Your task is to give the listing below back word for word, pictures excluded.

----

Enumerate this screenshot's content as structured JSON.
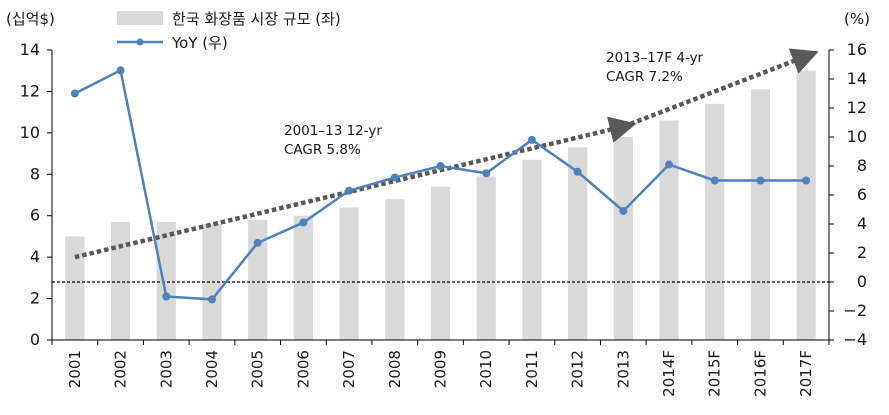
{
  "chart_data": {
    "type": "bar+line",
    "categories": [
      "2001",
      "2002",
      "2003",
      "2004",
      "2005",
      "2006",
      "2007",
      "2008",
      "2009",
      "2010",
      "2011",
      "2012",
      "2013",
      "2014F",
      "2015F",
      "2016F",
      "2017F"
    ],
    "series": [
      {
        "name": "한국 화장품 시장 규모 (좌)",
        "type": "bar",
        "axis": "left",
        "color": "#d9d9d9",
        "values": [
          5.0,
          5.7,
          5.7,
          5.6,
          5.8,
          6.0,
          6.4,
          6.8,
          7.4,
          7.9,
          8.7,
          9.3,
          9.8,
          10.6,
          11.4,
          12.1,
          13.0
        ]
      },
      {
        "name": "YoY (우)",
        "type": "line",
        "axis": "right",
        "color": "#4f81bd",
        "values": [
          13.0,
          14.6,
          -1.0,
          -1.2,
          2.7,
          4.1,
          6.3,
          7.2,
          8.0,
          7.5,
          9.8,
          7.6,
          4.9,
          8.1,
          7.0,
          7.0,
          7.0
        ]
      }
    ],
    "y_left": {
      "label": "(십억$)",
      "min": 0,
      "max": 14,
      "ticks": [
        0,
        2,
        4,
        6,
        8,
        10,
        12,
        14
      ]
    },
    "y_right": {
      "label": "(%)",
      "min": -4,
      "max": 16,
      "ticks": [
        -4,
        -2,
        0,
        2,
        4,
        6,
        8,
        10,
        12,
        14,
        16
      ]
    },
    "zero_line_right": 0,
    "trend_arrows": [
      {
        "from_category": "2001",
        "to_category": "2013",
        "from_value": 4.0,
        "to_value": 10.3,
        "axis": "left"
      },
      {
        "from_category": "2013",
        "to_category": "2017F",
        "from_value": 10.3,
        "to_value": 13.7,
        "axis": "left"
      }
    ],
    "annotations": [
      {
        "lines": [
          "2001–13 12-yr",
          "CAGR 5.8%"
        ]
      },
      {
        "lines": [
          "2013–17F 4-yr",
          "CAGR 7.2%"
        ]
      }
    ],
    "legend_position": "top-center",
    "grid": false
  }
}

----

Exercise output:
Enumerate this screenshot's content as structured JSON.
{
  "chart_data": {
    "type": "bar+line",
    "categories": [
      "2001",
      "2002",
      "2003",
      "2004",
      "2005",
      "2006",
      "2007",
      "2008",
      "2009",
      "2010",
      "2011",
      "2012",
      "2013",
      "2014F",
      "2015F",
      "2016F",
      "2017F"
    ],
    "series": [
      {
        "name": "한국 화장품 시장 규모 (좌)",
        "type": "bar",
        "axis": "left",
        "color": "#d9d9d9",
        "values": [
          5.0,
          5.7,
          5.7,
          5.6,
          5.8,
          6.0,
          6.4,
          6.8,
          7.4,
          7.9,
          8.7,
          9.3,
          9.8,
          10.6,
          11.4,
          12.1,
          13.0
        ]
      },
      {
        "name": "YoY (우)",
        "type": "line",
        "axis": "right",
        "color": "#4f81bd",
        "values": [
          13.0,
          14.6,
          -1.0,
          -1.2,
          2.7,
          4.1,
          6.3,
          7.2,
          8.0,
          7.5,
          9.8,
          7.6,
          4.9,
          8.1,
          7.0,
          7.0,
          7.0
        ]
      }
    ],
    "y_left": {
      "label": "(십억$)",
      "min": 0,
      "max": 14,
      "ticks": [
        0,
        2,
        4,
        6,
        8,
        10,
        12,
        14
      ]
    },
    "y_right": {
      "label": "(%)",
      "min": -4,
      "max": 16,
      "ticks": [
        -4,
        -2,
        0,
        2,
        4,
        6,
        8,
        10,
        12,
        14,
        16
      ]
    },
    "zero_line_right": 0,
    "trend_arrows": [
      {
        "from_category": "2001",
        "to_category": "2013",
        "from_value": 4.0,
        "to_value": 10.3,
        "axis": "left"
      },
      {
        "from_category": "2013",
        "to_category": "2017F",
        "from_value": 10.3,
        "to_value": 13.7,
        "axis": "left"
      }
    ],
    "annotations": [
      {
        "lines": [
          "2001–13 12-yr",
          "CAGR 5.8%"
        ]
      },
      {
        "lines": [
          "2013–17F 4-yr",
          "CAGR 7.2%"
        ]
      }
    ],
    "legend_position": "top-center",
    "grid": false
  }
}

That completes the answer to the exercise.